**TASK TO COMPLETE:** Copy out the listing in full, exactly as written, but not its pictures.

— begin —

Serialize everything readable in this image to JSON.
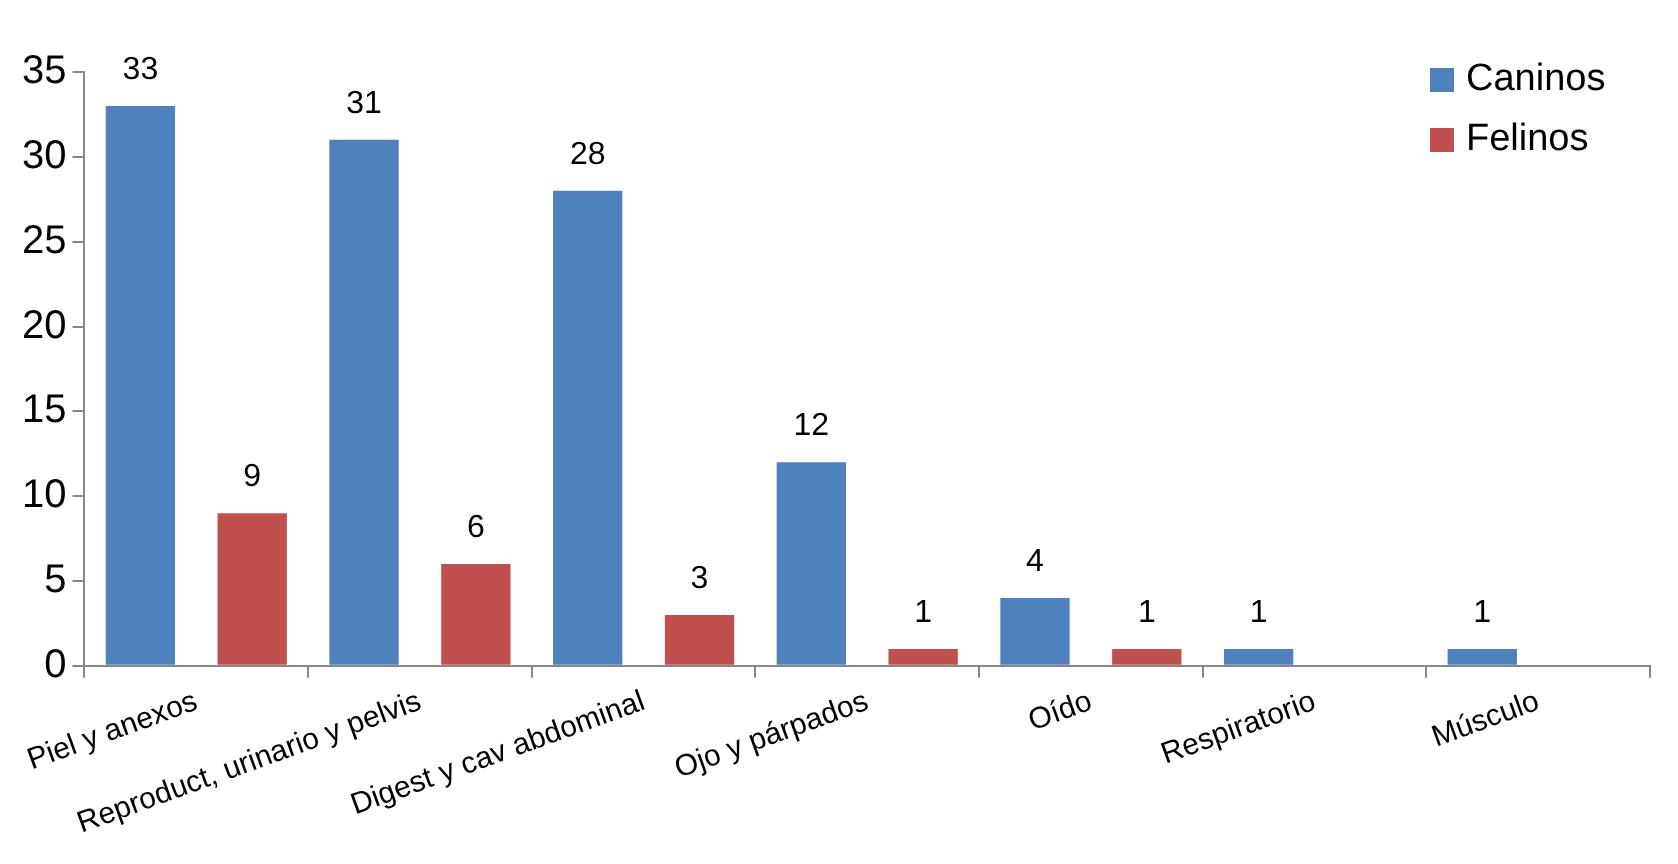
{
  "chart_data": {
    "type": "bar",
    "categories": [
      "Piel y anexos",
      "Reproduct, urinario y pelvis",
      "Digest y cav abdominal",
      "Ojo y párpados",
      "Oído",
      "Respiratorio",
      "Músculo"
    ],
    "series": [
      {
        "name": "Caninos",
        "color": "#4f81bd",
        "values": [
          33,
          31,
          28,
          12,
          4,
          1,
          1
        ]
      },
      {
        "name": "Felinos",
        "color": "#c0504d",
        "values": [
          9,
          6,
          3,
          1,
          1,
          null,
          null
        ]
      }
    ],
    "ylim": [
      0,
      35
    ],
    "yticks": [
      0,
      5,
      10,
      15,
      20,
      25,
      30,
      35
    ],
    "grid": false,
    "legend": "top right",
    "data_labels": true
  }
}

— end —

**FINAL ANSWER:**
Serialize everything readable in this image to JSON.
{
  "chart_data": {
    "type": "bar",
    "categories": [
      "Piel y anexos",
      "Reproduct, urinario y pelvis",
      "Digest y cav abdominal",
      "Ojo y párpados",
      "Oído",
      "Respiratorio",
      "Músculo"
    ],
    "series": [
      {
        "name": "Caninos",
        "color": "#4f81bd",
        "values": [
          33,
          31,
          28,
          12,
          4,
          1,
          1
        ]
      },
      {
        "name": "Felinos",
        "color": "#c0504d",
        "values": [
          9,
          6,
          3,
          1,
          1,
          null,
          null
        ]
      }
    ],
    "ylim": [
      0,
      35
    ],
    "yticks": [
      0,
      5,
      10,
      15,
      20,
      25,
      30,
      35
    ],
    "grid": false,
    "legend": "top right",
    "data_labels": true
  }
}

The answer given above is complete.